GOAL —
Would you quote every entry exactly, dropping only the pictures?

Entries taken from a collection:
---*---

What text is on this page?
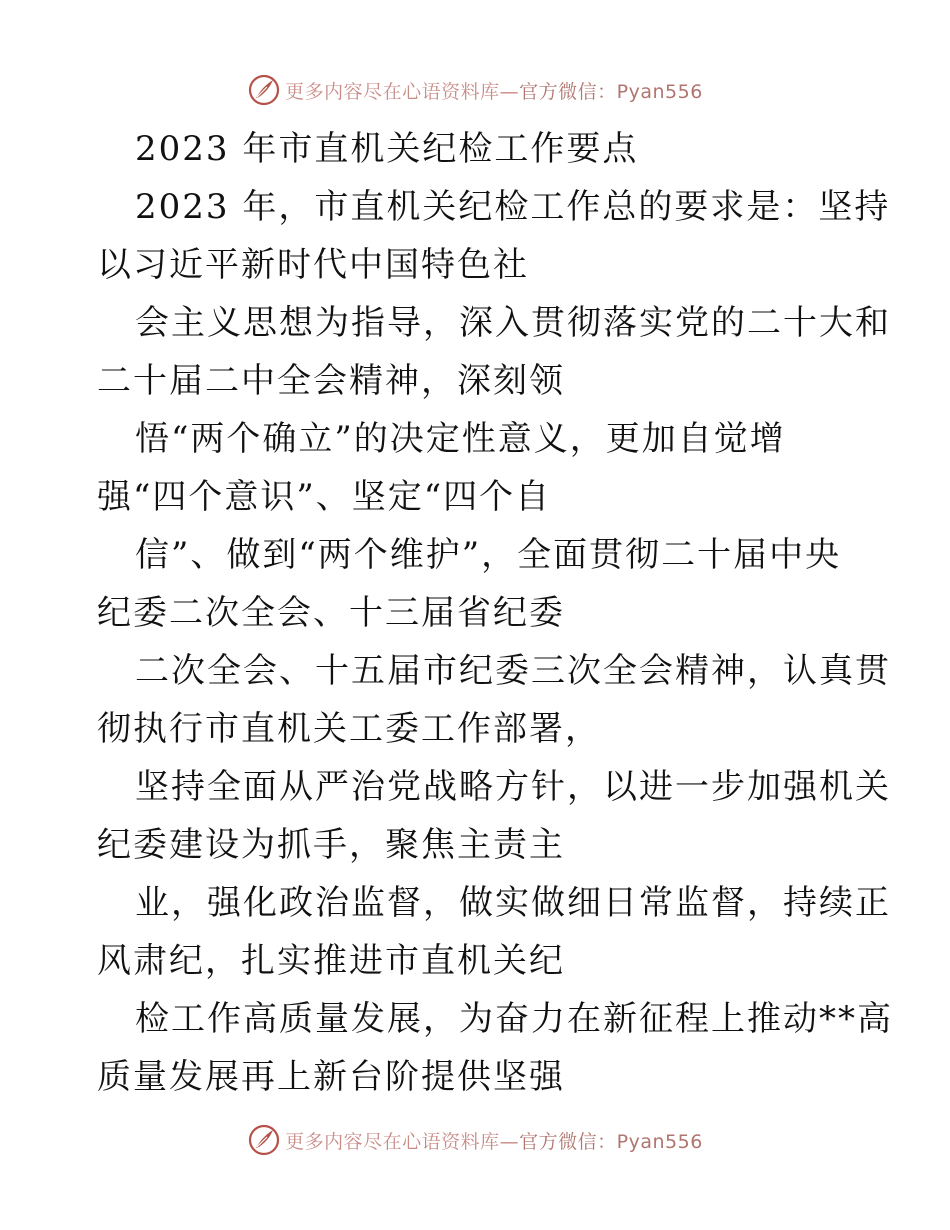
更多内容尽在心语资料库—官方微信：Pyan556

2023 年市直机关纪检工作要点

2023 年，市直机关纪检工作总的要求是：坚持

以习近平新时代中国特色社

会主义思想为指导，深入贯彻落实党的二十大和

二十届二中全会精神，深刻领

悟“两个确立”的决定性意义，更加自觉增

强“四个意识”、坚定“四个自

信”、做到“两个维护”，全面贯彻二十届中央

纪委二次全会、十三届省纪委

二次全会、十五届市纪委三次全会精神，认真贯

彻执行市直机关工委工作部署，

坚持全面从严治党战略方针，以进一步加强机关

纪委建设为抓手，聚焦主责主

业，强化政治监督，做实做细日常监督，持续正

风肃纪，扎实推进市直机关纪

检工作高质量发展，为奋力在新征程上推动**高

质量发展再上新台阶提供坚强

更多内容尽在心语资料库—官方微信：Pyan556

---*---

TASK RESPONSE —
What text is on this page?
更多内容尽在心语资料库—官方微信：Pyan556

2023 年市直机关纪检工作要点

2023 年，市直机关纪检工作总的要求是：坚持

以习近平新时代中国特色社

会主义思想为指导，深入贯彻落实党的二十大和

二十届二中全会精神，深刻领

悟“两个确立”的决定性意义，更加自觉增

强“四个意识”、坚定“四个自

信”、做到“两个维护”，全面贯彻二十届中央

纪委二次全会、十三届省纪委

二次全会、十五届市纪委三次全会精神，认真贯

彻执行市直机关工委工作部署，

坚持全面从严治党战略方针，以进一步加强机关

纪委建设为抓手，聚焦主责主

业，强化政治监督，做实做细日常监督，持续正

风肃纪，扎实推进市直机关纪

检工作高质量发展，为奋力在新征程上推动**高

质量发展再上新台阶提供坚强

更多内容尽在心语资料库—官方微信：Pyan556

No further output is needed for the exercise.